[Saved entries]
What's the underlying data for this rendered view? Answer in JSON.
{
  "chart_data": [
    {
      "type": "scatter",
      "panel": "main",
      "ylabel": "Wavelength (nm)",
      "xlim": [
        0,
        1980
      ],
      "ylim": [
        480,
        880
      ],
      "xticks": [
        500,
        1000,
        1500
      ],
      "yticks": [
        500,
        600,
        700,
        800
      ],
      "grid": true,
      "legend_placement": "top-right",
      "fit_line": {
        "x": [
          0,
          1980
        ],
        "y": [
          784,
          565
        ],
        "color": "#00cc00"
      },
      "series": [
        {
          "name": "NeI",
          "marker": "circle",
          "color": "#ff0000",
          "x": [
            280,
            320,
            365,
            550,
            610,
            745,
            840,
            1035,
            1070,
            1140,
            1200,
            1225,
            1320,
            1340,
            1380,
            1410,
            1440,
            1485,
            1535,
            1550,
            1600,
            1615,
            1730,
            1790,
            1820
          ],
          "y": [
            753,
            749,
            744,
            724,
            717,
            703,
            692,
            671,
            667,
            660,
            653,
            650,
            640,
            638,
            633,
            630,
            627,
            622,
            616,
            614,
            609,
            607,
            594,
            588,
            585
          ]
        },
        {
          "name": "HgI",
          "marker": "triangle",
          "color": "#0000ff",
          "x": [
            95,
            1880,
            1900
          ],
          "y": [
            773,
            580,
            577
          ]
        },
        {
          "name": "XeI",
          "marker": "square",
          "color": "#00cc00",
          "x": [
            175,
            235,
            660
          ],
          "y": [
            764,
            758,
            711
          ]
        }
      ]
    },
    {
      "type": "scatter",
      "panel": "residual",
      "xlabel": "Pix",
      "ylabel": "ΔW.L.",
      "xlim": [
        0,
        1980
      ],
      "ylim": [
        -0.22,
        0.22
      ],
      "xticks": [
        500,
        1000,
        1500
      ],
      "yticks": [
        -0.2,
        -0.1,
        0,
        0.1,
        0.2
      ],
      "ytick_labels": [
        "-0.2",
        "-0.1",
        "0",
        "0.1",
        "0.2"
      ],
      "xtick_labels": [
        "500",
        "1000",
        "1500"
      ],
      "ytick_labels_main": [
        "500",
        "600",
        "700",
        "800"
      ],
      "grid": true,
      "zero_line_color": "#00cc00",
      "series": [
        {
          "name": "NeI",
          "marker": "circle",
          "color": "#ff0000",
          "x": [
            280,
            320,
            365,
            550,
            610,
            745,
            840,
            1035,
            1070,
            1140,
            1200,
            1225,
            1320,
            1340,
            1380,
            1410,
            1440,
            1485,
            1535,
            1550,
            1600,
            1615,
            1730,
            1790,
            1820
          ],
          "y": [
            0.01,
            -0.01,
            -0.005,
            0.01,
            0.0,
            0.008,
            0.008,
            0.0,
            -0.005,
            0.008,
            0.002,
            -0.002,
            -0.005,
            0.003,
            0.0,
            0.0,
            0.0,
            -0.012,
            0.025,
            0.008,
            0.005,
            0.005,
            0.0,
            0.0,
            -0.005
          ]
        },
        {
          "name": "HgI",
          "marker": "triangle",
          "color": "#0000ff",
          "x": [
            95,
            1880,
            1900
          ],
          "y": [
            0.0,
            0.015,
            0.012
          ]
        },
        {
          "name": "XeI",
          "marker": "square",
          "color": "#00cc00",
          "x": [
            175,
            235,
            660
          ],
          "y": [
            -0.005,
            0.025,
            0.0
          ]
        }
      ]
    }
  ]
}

Your goal: Reproduce the records in full, exactly as written.

The completed task:
What's the underlying data for this rendered view? Answer in JSON.
{
  "chart_data": [
    {
      "type": "scatter",
      "panel": "main",
      "ylabel": "Wavelength (nm)",
      "xlim": [
        0,
        1980
      ],
      "ylim": [
        480,
        880
      ],
      "xticks": [
        500,
        1000,
        1500
      ],
      "yticks": [
        500,
        600,
        700,
        800
      ],
      "grid": true,
      "legend_placement": "top-right",
      "fit_line": {
        "x": [
          0,
          1980
        ],
        "y": [
          784,
          565
        ],
        "color": "#00cc00"
      },
      "series": [
        {
          "name": "NeI",
          "marker": "circle",
          "color": "#ff0000",
          "x": [
            280,
            320,
            365,
            550,
            610,
            745,
            840,
            1035,
            1070,
            1140,
            1200,
            1225,
            1320,
            1340,
            1380,
            1410,
            1440,
            1485,
            1535,
            1550,
            1600,
            1615,
            1730,
            1790,
            1820
          ],
          "y": [
            753,
            749,
            744,
            724,
            717,
            703,
            692,
            671,
            667,
            660,
            653,
            650,
            640,
            638,
            633,
            630,
            627,
            622,
            616,
            614,
            609,
            607,
            594,
            588,
            585
          ]
        },
        {
          "name": "HgI",
          "marker": "triangle",
          "color": "#0000ff",
          "x": [
            95,
            1880,
            1900
          ],
          "y": [
            773,
            580,
            577
          ]
        },
        {
          "name": "XeI",
          "marker": "square",
          "color": "#00cc00",
          "x": [
            175,
            235,
            660
          ],
          "y": [
            764,
            758,
            711
          ]
        }
      ]
    },
    {
      "type": "scatter",
      "panel": "residual",
      "xlabel": "Pix",
      "ylabel": "ΔW.L.",
      "xlim": [
        0,
        1980
      ],
      "ylim": [
        -0.22,
        0.22
      ],
      "xticks": [
        500,
        1000,
        1500
      ],
      "yticks": [
        -0.2,
        -0.1,
        0,
        0.1,
        0.2
      ],
      "ytick_labels": [
        "-0.2",
        "-0.1",
        "0",
        "0.1",
        "0.2"
      ],
      "xtick_labels": [
        "500",
        "1000",
        "1500"
      ],
      "ytick_labels_main": [
        "500",
        "600",
        "700",
        "800"
      ],
      "grid": true,
      "zero_line_color": "#00cc00",
      "series": [
        {
          "name": "NeI",
          "marker": "circle",
          "color": "#ff0000",
          "x": [
            280,
            320,
            365,
            550,
            610,
            745,
            840,
            1035,
            1070,
            1140,
            1200,
            1225,
            1320,
            1340,
            1380,
            1410,
            1440,
            1485,
            1535,
            1550,
            1600,
            1615,
            1730,
            1790,
            1820
          ],
          "y": [
            0.01,
            -0.01,
            -0.005,
            0.01,
            0.0,
            0.008,
            0.008,
            0.0,
            -0.005,
            0.008,
            0.002,
            -0.002,
            -0.005,
            0.003,
            0.0,
            0.0,
            0.0,
            -0.012,
            0.025,
            0.008,
            0.005,
            0.005,
            0.0,
            0.0,
            -0.005
          ]
        },
        {
          "name": "HgI",
          "marker": "triangle",
          "color": "#0000ff",
          "x": [
            95,
            1880,
            1900
          ],
          "y": [
            0.0,
            0.015,
            0.012
          ]
        },
        {
          "name": "XeI",
          "marker": "square",
          "color": "#00cc00",
          "x": [
            175,
            235,
            660
          ],
          "y": [
            -0.005,
            0.025,
            0.0
          ]
        }
      ]
    }
  ]
}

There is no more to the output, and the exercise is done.